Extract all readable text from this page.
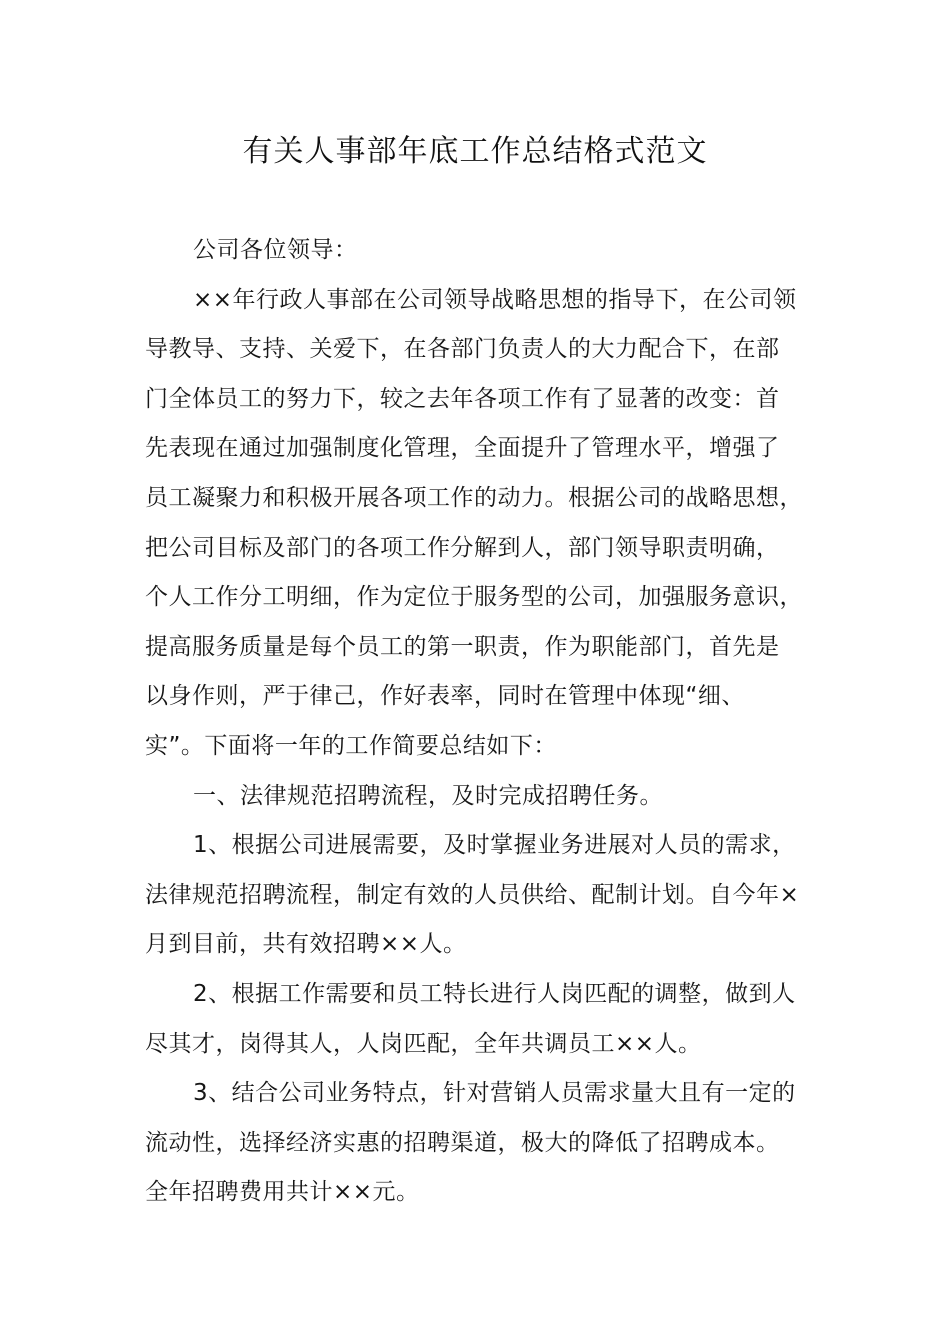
有关人事部年底工作总结格式范文
公司各位领导：
××年行政人事部在公司领导战略思想的指导下，在公司领
导教导、支持、关爱下，在各部门负责人的大力配合下，在部
门全体员工的努力下，较之去年各项工作有了显著的改变：首
先表现在通过加强制度化管理，全面提升了管理水平，增强了
员工凝聚力和积极开展各项工作的动力。根据公司的战略思想，
把公司目标及部门的各项工作分解到人，部门领导职责明确，
个人工作分工明细，作为定位于服务型的公司，加强服务意识，
提高服务质量是每个员工的第一职责，作为职能部门，首先是
以身作则，严于律己，作好表率，同时在管理中体现“细、
实”。下面将一年的工作简要总结如下：
一、法律规范招聘流程，及时完成招聘任务。
1、根据公司进展需要，及时掌握业务进展对人员的需求，
法律规范招聘流程，制定有效的人员供给、配制计划。自今年×
月到目前，共有效招聘××人。
2、根据工作需要和员工特长进行人岗匹配的调整，做到人
尽其才，岗得其人，人岗匹配，全年共调员工××人。
3、结合公司业务特点，针对营销人员需求量大且有一定的
流动性，选择经济实惠的招聘渠道，极大的降低了招聘成本。
全年招聘费用共计××元。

* **Description of the task**
Repeat the records above exactly, omitting every picture.

* **Answer**
Extract all readable text from this page.
有关人事部年底工作总结格式范文
公司各位领导：
××年行政人事部在公司领导战略思想的指导下，在公司领
导教导、支持、关爱下，在各部门负责人的大力配合下，在部
门全体员工的努力下，较之去年各项工作有了显著的改变：首
先表现在通过加强制度化管理，全面提升了管理水平，增强了
员工凝聚力和积极开展各项工作的动力。根据公司的战略思想，
把公司目标及部门的各项工作分解到人，部门领导职责明确，
个人工作分工明细，作为定位于服务型的公司，加强服务意识，
提高服务质量是每个员工的第一职责，作为职能部门，首先是
以身作则，严于律己，作好表率，同时在管理中体现“细、
实”。下面将一年的工作简要总结如下：
一、法律规范招聘流程，及时完成招聘任务。
1、根据公司进展需要，及时掌握业务进展对人员的需求，
法律规范招聘流程，制定有效的人员供给、配制计划。自今年×
月到目前，共有效招聘××人。
2、根据工作需要和员工特长进行人岗匹配的调整，做到人
尽其才，岗得其人，人岗匹配，全年共调员工××人。
3、结合公司业务特点，针对营销人员需求量大且有一定的
流动性，选择经济实惠的招聘渠道，极大的降低了招聘成本。
全年招聘费用共计××元。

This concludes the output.